A block of data |
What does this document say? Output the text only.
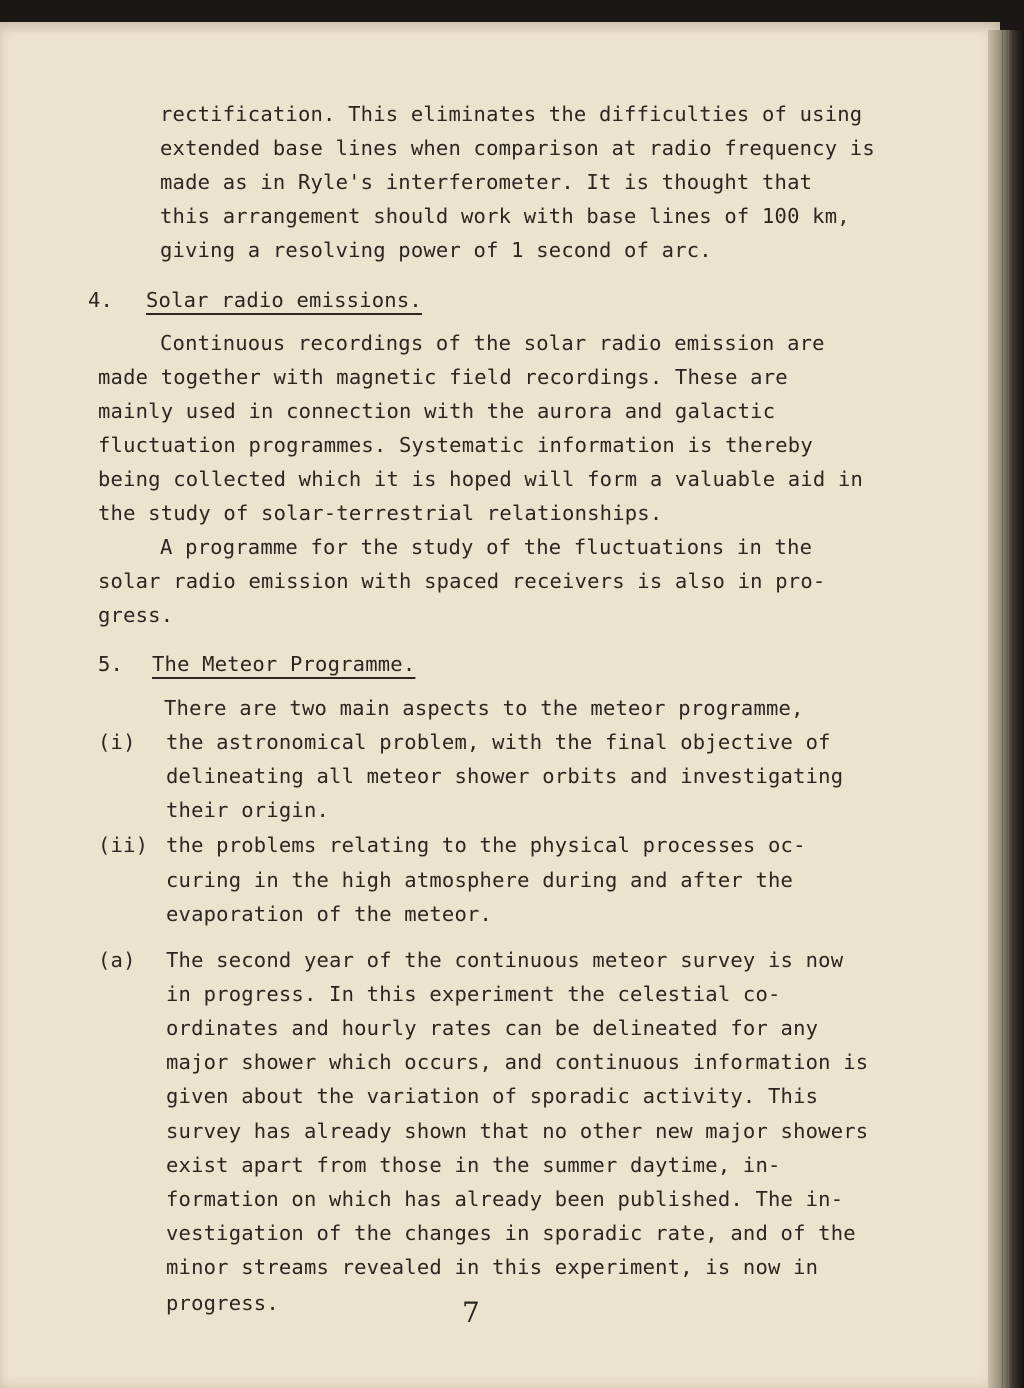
rectification. This eliminates the difficulties of using

extended base lines when comparison at radio frequency is

made as in Ryle's interferometer. It is thought that

this arrangement should work with base lines of 100 km,

giving a resolving power of 1 second of arc.

4. Solar radio emissions.

Continuous recordings of the solar radio emission are

made together with magnetic field recordings. These are

mainly used in connection with the aurora and galactic

fluctuation programmes. Systematic information is thereby

being collected which it is hoped will form a valuable aid in

the study of solar-terrestrial relationships.

A programme for the study of the fluctuations in the

solar radio emission with spaced receivers is also in pro-

gress.

5. The Meteor Programme.

There are two main aspects to the meteor programme,

(i) the astronomical problem, with the final objective of

delineating all meteor shower orbits and investigating

their origin.

(ii) the problems relating to the physical processes oc-

curing in the high atmosphere during and after the

evaporation of the meteor.

(a) The second year of the continuous meteor survey is now

in progress. In this experiment the celestial co-

ordinates and hourly rates can be delineated for any

major shower which occurs, and continuous information is

given about the variation of sporadic activity. This

survey has already shown that no other new major showers

exist apart from those in the summer daytime, in-

formation on which has already been published. The in-

vestigation of the changes in sporadic rate, and of the

minor streams revealed in this experiment, is now in

progress.	7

YOUR OBJECTIVE | Retype all of the entries exactly as written, leaving out any images.

FINISHED TASK |
What does this document say? Output the text only.
rectification. This eliminates the difficulties of using

extended base lines when comparison at radio frequency is

made as in Ryle's interferometer. It is thought that

this arrangement should work with base lines of 100 km,

giving a resolving power of 1 second of arc.

4. Solar radio emissions.

Continuous recordings of the solar radio emission are

made together with magnetic field recordings. These are

mainly used in connection with the aurora and galactic

fluctuation programmes. Systematic information is thereby

being collected which it is hoped will form a valuable aid in

the study of solar-terrestrial relationships.

A programme for the study of the fluctuations in the

solar radio emission with spaced receivers is also in pro-

gress.

5. The Meteor Programme.

There are two main aspects to the meteor programme,

(i) the astronomical problem, with the final objective of

delineating all meteor shower orbits and investigating

their origin.

(ii) the problems relating to the physical processes oc-

curing in the high atmosphere during and after the

evaporation of the meteor.

(a) The second year of the continuous meteor survey is now

in progress. In this experiment the celestial co-

ordinates and hourly rates can be delineated for any

major shower which occurs, and continuous information is

given about the variation of sporadic activity. This

survey has already shown that no other new major showers

exist apart from those in the summer daytime, in-

formation on which has already been published. The in-

vestigation of the changes in sporadic rate, and of the

minor streams revealed in this experiment, is now in

progress.	7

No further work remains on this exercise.